_EXERCISE PROMPT_
Search the records for the string "Kingdom", then copy each line where it appears.
[[ SOURCE RECORDS, beginning ]]
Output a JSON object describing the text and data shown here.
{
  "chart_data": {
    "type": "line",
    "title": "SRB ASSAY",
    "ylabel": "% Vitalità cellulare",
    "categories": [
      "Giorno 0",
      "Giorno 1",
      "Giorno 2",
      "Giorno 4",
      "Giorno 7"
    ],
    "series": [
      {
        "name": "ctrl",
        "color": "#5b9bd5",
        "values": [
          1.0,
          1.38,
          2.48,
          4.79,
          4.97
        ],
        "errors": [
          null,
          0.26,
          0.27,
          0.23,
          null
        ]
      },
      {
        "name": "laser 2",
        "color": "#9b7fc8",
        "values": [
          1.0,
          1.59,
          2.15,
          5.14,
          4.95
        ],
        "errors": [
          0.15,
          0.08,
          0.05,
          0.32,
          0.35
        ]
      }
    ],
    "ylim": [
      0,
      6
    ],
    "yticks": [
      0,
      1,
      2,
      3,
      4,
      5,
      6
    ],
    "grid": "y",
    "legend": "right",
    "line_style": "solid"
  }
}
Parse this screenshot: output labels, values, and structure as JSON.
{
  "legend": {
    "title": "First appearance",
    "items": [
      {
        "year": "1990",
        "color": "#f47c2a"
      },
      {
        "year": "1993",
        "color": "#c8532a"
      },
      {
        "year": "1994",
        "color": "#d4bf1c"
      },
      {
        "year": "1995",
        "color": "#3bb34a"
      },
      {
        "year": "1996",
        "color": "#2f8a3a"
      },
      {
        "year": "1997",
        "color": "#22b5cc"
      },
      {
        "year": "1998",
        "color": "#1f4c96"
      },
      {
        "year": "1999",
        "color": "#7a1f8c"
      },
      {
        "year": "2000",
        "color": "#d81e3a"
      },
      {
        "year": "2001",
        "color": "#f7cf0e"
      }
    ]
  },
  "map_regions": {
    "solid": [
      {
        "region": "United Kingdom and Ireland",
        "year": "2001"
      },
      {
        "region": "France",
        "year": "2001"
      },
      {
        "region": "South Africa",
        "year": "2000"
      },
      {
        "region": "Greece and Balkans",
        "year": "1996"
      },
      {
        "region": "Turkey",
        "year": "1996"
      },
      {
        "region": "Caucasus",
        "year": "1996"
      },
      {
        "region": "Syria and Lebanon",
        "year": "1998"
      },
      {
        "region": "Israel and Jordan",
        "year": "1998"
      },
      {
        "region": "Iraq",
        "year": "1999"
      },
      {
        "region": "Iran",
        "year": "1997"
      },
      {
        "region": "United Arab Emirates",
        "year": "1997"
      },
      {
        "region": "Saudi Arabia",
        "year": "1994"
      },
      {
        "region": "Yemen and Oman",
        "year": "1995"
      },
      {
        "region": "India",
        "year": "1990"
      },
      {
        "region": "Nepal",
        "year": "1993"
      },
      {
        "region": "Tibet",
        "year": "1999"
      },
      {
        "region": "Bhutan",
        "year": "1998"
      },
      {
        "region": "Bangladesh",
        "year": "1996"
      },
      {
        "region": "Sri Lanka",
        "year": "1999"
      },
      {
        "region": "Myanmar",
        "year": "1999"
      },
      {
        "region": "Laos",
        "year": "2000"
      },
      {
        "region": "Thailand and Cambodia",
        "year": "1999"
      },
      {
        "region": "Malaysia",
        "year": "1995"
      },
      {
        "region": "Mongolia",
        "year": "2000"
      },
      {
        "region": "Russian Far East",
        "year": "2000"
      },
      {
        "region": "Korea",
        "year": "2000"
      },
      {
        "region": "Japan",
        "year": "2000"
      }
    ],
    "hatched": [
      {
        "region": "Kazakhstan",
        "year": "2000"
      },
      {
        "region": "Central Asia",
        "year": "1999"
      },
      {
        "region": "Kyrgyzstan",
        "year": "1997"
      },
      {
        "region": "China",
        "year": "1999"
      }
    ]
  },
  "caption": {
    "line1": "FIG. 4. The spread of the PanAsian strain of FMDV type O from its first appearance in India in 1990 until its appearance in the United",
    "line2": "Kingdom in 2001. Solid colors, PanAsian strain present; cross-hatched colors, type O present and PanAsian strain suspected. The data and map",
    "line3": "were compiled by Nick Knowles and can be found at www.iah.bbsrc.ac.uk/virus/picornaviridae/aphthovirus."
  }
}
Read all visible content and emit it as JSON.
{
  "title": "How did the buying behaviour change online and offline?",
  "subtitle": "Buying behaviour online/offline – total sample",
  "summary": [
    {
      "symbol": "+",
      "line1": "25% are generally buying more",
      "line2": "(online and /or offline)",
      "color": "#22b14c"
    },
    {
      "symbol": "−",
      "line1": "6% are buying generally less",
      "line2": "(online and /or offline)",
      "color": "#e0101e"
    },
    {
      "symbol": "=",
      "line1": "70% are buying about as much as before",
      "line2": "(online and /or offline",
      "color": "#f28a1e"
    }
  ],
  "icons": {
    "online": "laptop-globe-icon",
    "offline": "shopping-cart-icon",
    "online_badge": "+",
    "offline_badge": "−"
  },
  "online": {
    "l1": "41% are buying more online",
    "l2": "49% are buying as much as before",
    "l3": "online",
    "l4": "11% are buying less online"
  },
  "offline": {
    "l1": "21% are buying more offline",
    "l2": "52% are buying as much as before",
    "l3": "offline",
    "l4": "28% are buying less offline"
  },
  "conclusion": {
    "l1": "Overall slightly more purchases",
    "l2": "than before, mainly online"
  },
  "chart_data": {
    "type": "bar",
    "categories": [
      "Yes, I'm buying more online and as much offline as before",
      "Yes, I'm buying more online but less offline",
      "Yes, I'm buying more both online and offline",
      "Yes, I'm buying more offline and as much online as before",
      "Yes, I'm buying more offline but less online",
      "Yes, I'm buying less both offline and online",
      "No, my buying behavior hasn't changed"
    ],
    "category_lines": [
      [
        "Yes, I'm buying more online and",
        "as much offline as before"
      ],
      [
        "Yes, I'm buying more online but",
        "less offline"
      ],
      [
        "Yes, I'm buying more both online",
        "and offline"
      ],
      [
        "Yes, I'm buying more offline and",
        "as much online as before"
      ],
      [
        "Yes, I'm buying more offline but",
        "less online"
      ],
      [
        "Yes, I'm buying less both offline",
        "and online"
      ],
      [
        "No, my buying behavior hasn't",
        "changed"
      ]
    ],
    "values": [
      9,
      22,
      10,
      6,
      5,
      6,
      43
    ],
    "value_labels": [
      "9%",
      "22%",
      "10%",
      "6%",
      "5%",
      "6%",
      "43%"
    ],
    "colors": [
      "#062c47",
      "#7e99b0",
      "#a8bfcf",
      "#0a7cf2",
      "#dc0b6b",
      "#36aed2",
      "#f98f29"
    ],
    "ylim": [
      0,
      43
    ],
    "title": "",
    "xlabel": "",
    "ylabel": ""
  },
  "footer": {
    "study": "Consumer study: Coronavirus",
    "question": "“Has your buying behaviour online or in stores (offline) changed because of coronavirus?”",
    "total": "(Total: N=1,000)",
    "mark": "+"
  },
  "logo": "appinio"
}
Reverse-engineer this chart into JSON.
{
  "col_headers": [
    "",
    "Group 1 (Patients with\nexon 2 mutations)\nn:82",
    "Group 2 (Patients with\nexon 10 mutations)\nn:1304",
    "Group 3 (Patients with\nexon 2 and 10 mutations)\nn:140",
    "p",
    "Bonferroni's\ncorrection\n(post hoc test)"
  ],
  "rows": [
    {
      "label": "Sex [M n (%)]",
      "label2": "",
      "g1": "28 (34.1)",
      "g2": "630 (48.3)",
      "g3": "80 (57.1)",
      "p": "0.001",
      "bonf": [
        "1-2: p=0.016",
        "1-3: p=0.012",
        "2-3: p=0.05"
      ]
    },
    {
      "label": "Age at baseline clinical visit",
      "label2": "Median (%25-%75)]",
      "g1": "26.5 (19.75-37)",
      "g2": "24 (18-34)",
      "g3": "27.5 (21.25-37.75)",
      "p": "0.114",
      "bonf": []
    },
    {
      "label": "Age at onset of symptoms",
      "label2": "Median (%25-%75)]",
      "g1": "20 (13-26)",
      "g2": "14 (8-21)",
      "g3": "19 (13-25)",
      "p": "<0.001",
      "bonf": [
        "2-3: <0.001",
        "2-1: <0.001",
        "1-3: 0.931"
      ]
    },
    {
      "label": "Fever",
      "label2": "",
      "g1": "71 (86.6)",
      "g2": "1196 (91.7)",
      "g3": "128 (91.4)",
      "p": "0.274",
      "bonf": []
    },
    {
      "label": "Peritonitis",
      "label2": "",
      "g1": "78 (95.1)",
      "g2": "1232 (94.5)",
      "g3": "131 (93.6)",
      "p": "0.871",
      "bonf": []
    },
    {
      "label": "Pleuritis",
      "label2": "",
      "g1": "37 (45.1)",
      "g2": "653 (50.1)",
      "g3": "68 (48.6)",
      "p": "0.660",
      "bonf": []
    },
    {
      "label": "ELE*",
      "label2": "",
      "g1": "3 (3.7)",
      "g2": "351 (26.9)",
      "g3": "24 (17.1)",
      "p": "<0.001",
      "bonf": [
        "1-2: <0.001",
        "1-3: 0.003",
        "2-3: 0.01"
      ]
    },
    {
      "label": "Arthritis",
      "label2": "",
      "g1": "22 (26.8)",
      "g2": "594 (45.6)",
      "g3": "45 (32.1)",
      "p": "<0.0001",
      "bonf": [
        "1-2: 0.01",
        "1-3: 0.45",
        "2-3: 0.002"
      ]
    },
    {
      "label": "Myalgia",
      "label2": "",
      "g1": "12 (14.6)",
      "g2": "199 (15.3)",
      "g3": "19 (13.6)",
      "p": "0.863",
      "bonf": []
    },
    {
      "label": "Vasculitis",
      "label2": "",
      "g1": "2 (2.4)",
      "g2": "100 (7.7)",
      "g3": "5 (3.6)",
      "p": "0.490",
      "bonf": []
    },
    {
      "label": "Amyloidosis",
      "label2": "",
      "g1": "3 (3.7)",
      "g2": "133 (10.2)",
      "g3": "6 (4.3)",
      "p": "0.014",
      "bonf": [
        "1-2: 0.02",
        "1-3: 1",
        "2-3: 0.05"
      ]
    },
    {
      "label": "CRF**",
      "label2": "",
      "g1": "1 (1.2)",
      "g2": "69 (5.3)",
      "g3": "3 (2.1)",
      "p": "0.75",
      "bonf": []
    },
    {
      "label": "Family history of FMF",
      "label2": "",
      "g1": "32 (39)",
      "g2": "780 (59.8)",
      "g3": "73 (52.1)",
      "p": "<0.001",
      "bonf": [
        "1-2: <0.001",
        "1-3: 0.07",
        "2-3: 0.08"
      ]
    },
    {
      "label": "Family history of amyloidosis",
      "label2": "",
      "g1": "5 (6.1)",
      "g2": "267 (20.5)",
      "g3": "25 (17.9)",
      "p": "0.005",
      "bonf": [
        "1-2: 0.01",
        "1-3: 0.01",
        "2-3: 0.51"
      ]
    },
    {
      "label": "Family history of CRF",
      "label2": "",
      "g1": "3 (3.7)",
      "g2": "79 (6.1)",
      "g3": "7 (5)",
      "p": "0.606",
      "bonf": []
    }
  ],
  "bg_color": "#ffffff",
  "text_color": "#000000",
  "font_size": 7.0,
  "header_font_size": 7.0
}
[[ SOURCE RECORDS, end ]]
_SOLVED EXERCISE_
        "region": "United Kingdom and Ireland",
    "line2": "Kingdom in 2001. Solid colors, PanAsian strain present; cross-hatched colors, type O present and PanAsian strain suspected. The data and map",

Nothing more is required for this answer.